* **Work instructions**
Return the full listing exactly as it is written.
***** Listed records
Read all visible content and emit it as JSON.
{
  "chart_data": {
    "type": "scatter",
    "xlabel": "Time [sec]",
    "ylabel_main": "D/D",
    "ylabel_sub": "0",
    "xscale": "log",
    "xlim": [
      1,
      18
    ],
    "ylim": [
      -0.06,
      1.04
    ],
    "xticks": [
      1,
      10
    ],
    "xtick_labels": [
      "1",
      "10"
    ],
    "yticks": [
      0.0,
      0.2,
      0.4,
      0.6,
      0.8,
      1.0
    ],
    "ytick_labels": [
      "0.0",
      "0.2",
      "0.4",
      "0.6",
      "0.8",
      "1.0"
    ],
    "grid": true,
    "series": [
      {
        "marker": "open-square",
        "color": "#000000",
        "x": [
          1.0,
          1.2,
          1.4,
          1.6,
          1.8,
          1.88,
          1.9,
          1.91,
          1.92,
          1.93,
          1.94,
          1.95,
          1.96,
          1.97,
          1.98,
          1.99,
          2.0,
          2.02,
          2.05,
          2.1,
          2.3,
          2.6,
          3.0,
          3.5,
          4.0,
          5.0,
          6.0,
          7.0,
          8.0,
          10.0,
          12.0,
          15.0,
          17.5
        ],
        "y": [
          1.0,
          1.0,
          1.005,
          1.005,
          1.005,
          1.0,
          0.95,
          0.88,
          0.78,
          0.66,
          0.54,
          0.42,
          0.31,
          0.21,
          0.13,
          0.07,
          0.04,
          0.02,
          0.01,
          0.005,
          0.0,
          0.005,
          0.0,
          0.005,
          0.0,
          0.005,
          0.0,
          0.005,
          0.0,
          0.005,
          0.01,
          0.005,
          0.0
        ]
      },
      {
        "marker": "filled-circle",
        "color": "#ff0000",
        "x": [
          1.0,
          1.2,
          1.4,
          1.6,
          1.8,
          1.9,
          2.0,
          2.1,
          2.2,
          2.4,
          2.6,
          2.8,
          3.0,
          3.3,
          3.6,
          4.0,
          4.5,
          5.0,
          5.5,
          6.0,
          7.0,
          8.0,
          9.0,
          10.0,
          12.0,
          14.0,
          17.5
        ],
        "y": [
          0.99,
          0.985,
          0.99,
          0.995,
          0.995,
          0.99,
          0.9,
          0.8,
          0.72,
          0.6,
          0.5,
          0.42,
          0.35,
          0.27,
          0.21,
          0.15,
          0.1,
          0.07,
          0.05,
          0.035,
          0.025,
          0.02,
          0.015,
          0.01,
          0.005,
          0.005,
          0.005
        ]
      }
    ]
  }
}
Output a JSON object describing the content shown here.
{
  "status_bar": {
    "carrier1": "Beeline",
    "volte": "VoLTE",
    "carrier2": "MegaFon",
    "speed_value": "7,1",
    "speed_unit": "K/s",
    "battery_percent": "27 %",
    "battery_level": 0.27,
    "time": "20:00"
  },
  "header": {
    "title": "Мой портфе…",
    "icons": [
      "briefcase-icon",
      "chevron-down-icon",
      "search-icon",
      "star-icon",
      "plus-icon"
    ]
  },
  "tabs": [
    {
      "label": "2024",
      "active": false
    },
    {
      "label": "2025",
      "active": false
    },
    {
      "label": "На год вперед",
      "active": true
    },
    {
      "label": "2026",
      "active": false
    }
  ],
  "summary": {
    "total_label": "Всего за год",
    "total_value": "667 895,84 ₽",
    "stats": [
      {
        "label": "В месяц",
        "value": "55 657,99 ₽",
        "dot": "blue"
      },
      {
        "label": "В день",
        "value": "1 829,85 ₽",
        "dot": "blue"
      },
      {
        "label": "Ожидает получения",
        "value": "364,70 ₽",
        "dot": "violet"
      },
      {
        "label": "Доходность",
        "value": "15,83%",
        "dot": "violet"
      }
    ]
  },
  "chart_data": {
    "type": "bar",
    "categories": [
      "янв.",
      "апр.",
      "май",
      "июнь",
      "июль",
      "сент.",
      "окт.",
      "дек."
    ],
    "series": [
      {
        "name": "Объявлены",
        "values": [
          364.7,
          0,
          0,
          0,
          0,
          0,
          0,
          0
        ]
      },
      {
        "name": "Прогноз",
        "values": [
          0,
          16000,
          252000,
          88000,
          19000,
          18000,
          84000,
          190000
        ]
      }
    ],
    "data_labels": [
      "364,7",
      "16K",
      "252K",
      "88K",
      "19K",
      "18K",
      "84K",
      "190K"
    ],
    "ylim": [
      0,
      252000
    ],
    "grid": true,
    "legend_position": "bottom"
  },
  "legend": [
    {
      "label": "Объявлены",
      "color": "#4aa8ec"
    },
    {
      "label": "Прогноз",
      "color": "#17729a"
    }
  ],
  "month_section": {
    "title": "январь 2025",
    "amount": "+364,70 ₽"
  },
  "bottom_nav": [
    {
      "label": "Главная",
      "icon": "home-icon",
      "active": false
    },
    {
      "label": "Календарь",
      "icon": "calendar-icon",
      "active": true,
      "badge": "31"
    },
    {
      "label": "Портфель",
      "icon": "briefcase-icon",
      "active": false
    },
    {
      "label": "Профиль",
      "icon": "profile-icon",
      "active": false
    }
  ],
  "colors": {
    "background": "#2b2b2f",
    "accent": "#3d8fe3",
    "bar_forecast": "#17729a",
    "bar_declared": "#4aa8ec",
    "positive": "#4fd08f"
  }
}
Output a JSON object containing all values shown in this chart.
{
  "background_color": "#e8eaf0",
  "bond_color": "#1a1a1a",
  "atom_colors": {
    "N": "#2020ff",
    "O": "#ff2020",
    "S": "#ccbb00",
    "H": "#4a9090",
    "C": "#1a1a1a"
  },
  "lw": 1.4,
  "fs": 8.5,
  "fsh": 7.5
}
**********
* **Complete response**
Read all visible content and emit it as JSON.
{
  "chart_data": {
    "type": "scatter",
    "xlabel": "Time [sec]",
    "ylabel_main": "D/D",
    "ylabel_sub": "0",
    "xscale": "log",
    "xlim": [
      1,
      18
    ],
    "ylim": [
      -0.06,
      1.04
    ],
    "xticks": [
      1,
      10
    ],
    "xtick_labels": [
      "1",
      "10"
    ],
    "yticks": [
      0.0,
      0.2,
      0.4,
      0.6,
      0.8,
      1.0
    ],
    "ytick_labels": [
      "0.0",
      "0.2",
      "0.4",
      "0.6",
      "0.8",
      "1.0"
    ],
    "grid": true,
    "series": [
      {
        "marker": "open-square",
        "color": "#000000",
        "x": [
          1.0,
          1.2,
          1.4,
          1.6,
          1.8,
          1.88,
          1.9,
          1.91,
          1.92,
          1.93,
          1.94,
          1.95,
          1.96,
          1.97,
          1.98,
          1.99,
          2.0,
          2.02,
          2.05,
          2.1,
          2.3,
          2.6,
          3.0,
          3.5,
          4.0,
          5.0,
          6.0,
          7.0,
          8.0,
          10.0,
          12.0,
          15.0,
          17.5
        ],
        "y": [
          1.0,
          1.0,
          1.005,
          1.005,
          1.005,
          1.0,
          0.95,
          0.88,
          0.78,
          0.66,
          0.54,
          0.42,
          0.31,
          0.21,
          0.13,
          0.07,
          0.04,
          0.02,
          0.01,
          0.005,
          0.0,
          0.005,
          0.0,
          0.005,
          0.0,
          0.005,
          0.0,
          0.005,
          0.0,
          0.005,
          0.01,
          0.005,
          0.0
        ]
      },
      {
        "marker": "filled-circle",
        "color": "#ff0000",
        "x": [
          1.0,
          1.2,
          1.4,
          1.6,
          1.8,
          1.9,
          2.0,
          2.1,
          2.2,
          2.4,
          2.6,
          2.8,
          3.0,
          3.3,
          3.6,
          4.0,
          4.5,
          5.0,
          5.5,
          6.0,
          7.0,
          8.0,
          9.0,
          10.0,
          12.0,
          14.0,
          17.5
        ],
        "y": [
          0.99,
          0.985,
          0.99,
          0.995,
          0.995,
          0.99,
          0.9,
          0.8,
          0.72,
          0.6,
          0.5,
          0.42,
          0.35,
          0.27,
          0.21,
          0.15,
          0.1,
          0.07,
          0.05,
          0.035,
          0.025,
          0.02,
          0.015,
          0.01,
          0.005,
          0.005,
          0.005
        ]
      }
    ]
  }
}
Output a JSON object describing the content shown here.
{
  "status_bar": {
    "carrier1": "Beeline",
    "volte": "VoLTE",
    "carrier2": "MegaFon",
    "speed_value": "7,1",
    "speed_unit": "K/s",
    "battery_percent": "27 %",
    "battery_level": 0.27,
    "time": "20:00"
  },
  "header": {
    "title": "Мой портфе…",
    "icons": [
      "briefcase-icon",
      "chevron-down-icon",
      "search-icon",
      "star-icon",
      "plus-icon"
    ]
  },
  "tabs": [
    {
      "label": "2024",
      "active": false
    },
    {
      "label": "2025",
      "active": false
    },
    {
      "label": "На год вперед",
      "active": true
    },
    {
      "label": "2026",
      "active": false
    }
  ],
  "summary": {
    "total_label": "Всего за год",
    "total_value": "667 895,84 ₽",
    "stats": [
      {
        "label": "В месяц",
        "value": "55 657,99 ₽",
        "dot": "blue"
      },
      {
        "label": "В день",
        "value": "1 829,85 ₽",
        "dot": "blue"
      },
      {
        "label": "Ожидает получения",
        "value": "364,70 ₽",
        "dot": "violet"
      },
      {
        "label": "Доходность",
        "value": "15,83%",
        "dot": "violet"
      }
    ]
  },
  "chart_data": {
    "type": "bar",
    "categories": [
      "янв.",
      "апр.",
      "май",
      "июнь",
      "июль",
      "сент.",
      "окт.",
      "дек."
    ],
    "series": [
      {
        "name": "Объявлены",
        "values": [
          364.7,
          0,
          0,
          0,
          0,
          0,
          0,
          0
        ]
      },
      {
        "name": "Прогноз",
        "values": [
          0,
          16000,
          252000,
          88000,
          19000,
          18000,
          84000,
          190000
        ]
      }
    ],
    "data_labels": [
      "364,7",
      "16K",
      "252K",
      "88K",
      "19K",
      "18K",
      "84K",
      "190K"
    ],
    "ylim": [
      0,
      252000
    ],
    "grid": true,
    "legend_position": "bottom"
  },
  "legend": [
    {
      "label": "Объявлены",
      "color": "#4aa8ec"
    },
    {
      "label": "Прогноз",
      "color": "#17729a"
    }
  ],
  "month_section": {
    "title": "январь 2025",
    "amount": "+364,70 ₽"
  },
  "bottom_nav": [
    {
      "label": "Главная",
      "icon": "home-icon",
      "active": false
    },
    {
      "label": "Календарь",
      "icon": "calendar-icon",
      "active": true,
      "badge": "31"
    },
    {
      "label": "Портфель",
      "icon": "briefcase-icon",
      "active": false
    },
    {
      "label": "Профиль",
      "icon": "profile-icon",
      "active": false
    }
  ],
  "colors": {
    "background": "#2b2b2f",
    "accent": "#3d8fe3",
    "bar_forecast": "#17729a",
    "bar_declared": "#4aa8ec",
    "positive": "#4fd08f"
  }
}
Output a JSON object containing all values shown in this chart.
{
  "background_color": "#e8eaf0",
  "bond_color": "#1a1a1a",
  "atom_colors": {
    "N": "#2020ff",
    "O": "#ff2020",
    "S": "#ccbb00",
    "H": "#4a9090",
    "C": "#1a1a1a"
  },
  "lw": 1.4,
  "fs": 8.5,
  "fsh": 7.5
}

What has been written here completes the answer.